## Records that describe figures
--- Start ---

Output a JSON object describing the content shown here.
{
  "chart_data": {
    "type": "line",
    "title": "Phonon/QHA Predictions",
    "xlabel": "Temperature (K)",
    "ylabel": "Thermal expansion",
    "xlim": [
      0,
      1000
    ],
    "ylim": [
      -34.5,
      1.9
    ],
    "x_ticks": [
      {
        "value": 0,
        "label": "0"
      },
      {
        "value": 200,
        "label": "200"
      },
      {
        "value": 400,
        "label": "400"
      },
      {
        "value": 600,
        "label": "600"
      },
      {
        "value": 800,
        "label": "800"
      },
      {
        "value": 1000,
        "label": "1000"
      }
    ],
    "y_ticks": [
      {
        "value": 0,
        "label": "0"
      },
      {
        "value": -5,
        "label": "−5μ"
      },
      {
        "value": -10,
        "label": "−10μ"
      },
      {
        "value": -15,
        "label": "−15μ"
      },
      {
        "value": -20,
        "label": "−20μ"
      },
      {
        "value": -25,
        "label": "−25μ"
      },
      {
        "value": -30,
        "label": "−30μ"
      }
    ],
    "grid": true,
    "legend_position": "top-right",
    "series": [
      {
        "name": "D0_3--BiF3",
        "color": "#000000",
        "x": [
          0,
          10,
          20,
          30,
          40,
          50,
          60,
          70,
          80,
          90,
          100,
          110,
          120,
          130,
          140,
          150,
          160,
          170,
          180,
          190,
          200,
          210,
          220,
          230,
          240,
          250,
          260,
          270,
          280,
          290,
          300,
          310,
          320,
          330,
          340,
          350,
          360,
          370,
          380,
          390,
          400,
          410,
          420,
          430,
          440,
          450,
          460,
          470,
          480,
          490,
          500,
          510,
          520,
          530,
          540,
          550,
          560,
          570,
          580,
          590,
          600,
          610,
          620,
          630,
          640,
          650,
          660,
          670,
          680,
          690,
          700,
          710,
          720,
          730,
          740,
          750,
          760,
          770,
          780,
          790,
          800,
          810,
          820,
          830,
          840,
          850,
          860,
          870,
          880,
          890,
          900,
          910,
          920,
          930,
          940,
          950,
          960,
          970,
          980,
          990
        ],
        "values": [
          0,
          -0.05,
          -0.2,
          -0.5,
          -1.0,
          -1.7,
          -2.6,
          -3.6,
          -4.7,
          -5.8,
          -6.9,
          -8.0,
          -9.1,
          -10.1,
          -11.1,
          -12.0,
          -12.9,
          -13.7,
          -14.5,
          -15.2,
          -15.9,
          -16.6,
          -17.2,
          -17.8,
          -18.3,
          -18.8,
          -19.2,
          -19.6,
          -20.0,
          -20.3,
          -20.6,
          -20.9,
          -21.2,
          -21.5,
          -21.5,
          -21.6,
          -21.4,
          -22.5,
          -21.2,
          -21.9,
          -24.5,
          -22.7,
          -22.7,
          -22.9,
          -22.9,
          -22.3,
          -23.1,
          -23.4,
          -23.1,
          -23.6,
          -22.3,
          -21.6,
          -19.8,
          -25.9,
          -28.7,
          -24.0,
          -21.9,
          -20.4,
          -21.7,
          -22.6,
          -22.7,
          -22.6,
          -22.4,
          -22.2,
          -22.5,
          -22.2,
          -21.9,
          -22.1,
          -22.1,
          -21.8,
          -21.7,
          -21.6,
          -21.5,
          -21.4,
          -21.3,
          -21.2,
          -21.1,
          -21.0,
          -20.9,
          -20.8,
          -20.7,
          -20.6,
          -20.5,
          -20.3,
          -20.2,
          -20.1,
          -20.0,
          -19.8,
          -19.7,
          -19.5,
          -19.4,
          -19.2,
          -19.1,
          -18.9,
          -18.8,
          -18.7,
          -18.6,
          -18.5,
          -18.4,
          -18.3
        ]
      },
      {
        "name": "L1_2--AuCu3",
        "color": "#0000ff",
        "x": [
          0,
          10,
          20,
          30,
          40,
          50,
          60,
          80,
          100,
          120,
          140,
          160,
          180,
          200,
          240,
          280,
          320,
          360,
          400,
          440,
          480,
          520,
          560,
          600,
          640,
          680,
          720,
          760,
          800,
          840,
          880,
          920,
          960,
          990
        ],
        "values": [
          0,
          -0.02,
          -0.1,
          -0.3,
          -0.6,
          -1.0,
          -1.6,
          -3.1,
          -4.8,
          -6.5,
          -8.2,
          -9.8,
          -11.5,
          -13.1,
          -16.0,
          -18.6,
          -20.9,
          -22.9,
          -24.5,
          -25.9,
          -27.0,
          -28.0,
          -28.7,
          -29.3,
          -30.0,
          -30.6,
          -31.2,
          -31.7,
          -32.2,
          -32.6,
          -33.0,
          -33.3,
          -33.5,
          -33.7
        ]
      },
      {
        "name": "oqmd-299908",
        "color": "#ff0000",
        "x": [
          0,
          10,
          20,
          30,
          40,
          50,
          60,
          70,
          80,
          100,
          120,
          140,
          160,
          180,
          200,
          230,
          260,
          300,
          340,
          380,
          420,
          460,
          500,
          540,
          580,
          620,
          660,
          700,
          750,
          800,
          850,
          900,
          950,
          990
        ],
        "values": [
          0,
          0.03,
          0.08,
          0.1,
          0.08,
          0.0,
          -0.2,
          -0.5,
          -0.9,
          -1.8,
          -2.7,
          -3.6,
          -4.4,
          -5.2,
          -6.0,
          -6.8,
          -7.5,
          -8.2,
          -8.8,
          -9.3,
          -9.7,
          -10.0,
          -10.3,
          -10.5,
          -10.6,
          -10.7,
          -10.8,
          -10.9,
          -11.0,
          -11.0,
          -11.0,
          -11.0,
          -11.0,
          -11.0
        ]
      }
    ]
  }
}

--- End ---

All of the material above needs to be retyped word for word.

Output a JSON object describing the content shown here.
{
  "chart_data": {
    "type": "line",
    "title": "Phonon/QHA Predictions",
    "xlabel": "Temperature (K)",
    "ylabel": "Thermal expansion",
    "xlim": [
      0,
      1000
    ],
    "ylim": [
      -34.5,
      1.9
    ],
    "x_ticks": [
      {
        "value": 0,
        "label": "0"
      },
      {
        "value": 200,
        "label": "200"
      },
      {
        "value": 400,
        "label": "400"
      },
      {
        "value": 600,
        "label": "600"
      },
      {
        "value": 800,
        "label": "800"
      },
      {
        "value": 1000,
        "label": "1000"
      }
    ],
    "y_ticks": [
      {
        "value": 0,
        "label": "0"
      },
      {
        "value": -5,
        "label": "−5μ"
      },
      {
        "value": -10,
        "label": "−10μ"
      },
      {
        "value": -15,
        "label": "−15μ"
      },
      {
        "value": -20,
        "label": "−20μ"
      },
      {
        "value": -25,
        "label": "−25μ"
      },
      {
        "value": -30,
        "label": "−30μ"
      }
    ],
    "grid": true,
    "legend_position": "top-right",
    "series": [
      {
        "name": "D0_3--BiF3",
        "color": "#000000",
        "x": [
          0,
          10,
          20,
          30,
          40,
          50,
          60,
          70,
          80,
          90,
          100,
          110,
          120,
          130,
          140,
          150,
          160,
          170,
          180,
          190,
          200,
          210,
          220,
          230,
          240,
          250,
          260,
          270,
          280,
          290,
          300,
          310,
          320,
          330,
          340,
          350,
          360,
          370,
          380,
          390,
          400,
          410,
          420,
          430,
          440,
          450,
          460,
          470,
          480,
          490,
          500,
          510,
          520,
          530,
          540,
          550,
          560,
          570,
          580,
          590,
          600,
          610,
          620,
          630,
          640,
          650,
          660,
          670,
          680,
          690,
          700,
          710,
          720,
          730,
          740,
          750,
          760,
          770,
          780,
          790,
          800,
          810,
          820,
          830,
          840,
          850,
          860,
          870,
          880,
          890,
          900,
          910,
          920,
          930,
          940,
          950,
          960,
          970,
          980,
          990
        ],
        "values": [
          0,
          -0.05,
          -0.2,
          -0.5,
          -1.0,
          -1.7,
          -2.6,
          -3.6,
          -4.7,
          -5.8,
          -6.9,
          -8.0,
          -9.1,
          -10.1,
          -11.1,
          -12.0,
          -12.9,
          -13.7,
          -14.5,
          -15.2,
          -15.9,
          -16.6,
          -17.2,
          -17.8,
          -18.3,
          -18.8,
          -19.2,
          -19.6,
          -20.0,
          -20.3,
          -20.6,
          -20.9,
          -21.2,
          -21.5,
          -21.5,
          -21.6,
          -21.4,
          -22.5,
          -21.2,
          -21.9,
          -24.5,
          -22.7,
          -22.7,
          -22.9,
          -22.9,
          -22.3,
          -23.1,
          -23.4,
          -23.1,
          -23.6,
          -22.3,
          -21.6,
          -19.8,
          -25.9,
          -28.7,
          -24.0,
          -21.9,
          -20.4,
          -21.7,
          -22.6,
          -22.7,
          -22.6,
          -22.4,
          -22.2,
          -22.5,
          -22.2,
          -21.9,
          -22.1,
          -22.1,
          -21.8,
          -21.7,
          -21.6,
          -21.5,
          -21.4,
          -21.3,
          -21.2,
          -21.1,
          -21.0,
          -20.9,
          -20.8,
          -20.7,
          -20.6,
          -20.5,
          -20.3,
          -20.2,
          -20.1,
          -20.0,
          -19.8,
          -19.7,
          -19.5,
          -19.4,
          -19.2,
          -19.1,
          -18.9,
          -18.8,
          -18.7,
          -18.6,
          -18.5,
          -18.4,
          -18.3
        ]
      },
      {
        "name": "L1_2--AuCu3",
        "color": "#0000ff",
        "x": [
          0,
          10,
          20,
          30,
          40,
          50,
          60,
          80,
          100,
          120,
          140,
          160,
          180,
          200,
          240,
          280,
          320,
          360,
          400,
          440,
          480,
          520,
          560,
          600,
          640,
          680,
          720,
          760,
          800,
          840,
          880,
          920,
          960,
          990
        ],
        "values": [
          0,
          -0.02,
          -0.1,
          -0.3,
          -0.6,
          -1.0,
          -1.6,
          -3.1,
          -4.8,
          -6.5,
          -8.2,
          -9.8,
          -11.5,
          -13.1,
          -16.0,
          -18.6,
          -20.9,
          -22.9,
          -24.5,
          -25.9,
          -27.0,
          -28.0,
          -28.7,
          -29.3,
          -30.0,
          -30.6,
          -31.2,
          -31.7,
          -32.2,
          -32.6,
          -33.0,
          -33.3,
          -33.5,
          -33.7
        ]
      },
      {
        "name": "oqmd-299908",
        "color": "#ff0000",
        "x": [
          0,
          10,
          20,
          30,
          40,
          50,
          60,
          70,
          80,
          100,
          120,
          140,
          160,
          180,
          200,
          230,
          260,
          300,
          340,
          380,
          420,
          460,
          500,
          540,
          580,
          620,
          660,
          700,
          750,
          800,
          850,
          900,
          950,
          990
        ],
        "values": [
          0,
          0.03,
          0.08,
          0.1,
          0.08,
          0.0,
          -0.2,
          -0.5,
          -0.9,
          -1.8,
          -2.7,
          -3.6,
          -4.4,
          -5.2,
          -6.0,
          -6.8,
          -7.5,
          -8.2,
          -8.8,
          -9.3,
          -9.7,
          -10.0,
          -10.3,
          -10.5,
          -10.6,
          -10.7,
          -10.8,
          -10.9,
          -11.0,
          -11.0,
          -11.0,
          -11.0,
          -11.0,
          -11.0
        ]
      }
    ]
  }
}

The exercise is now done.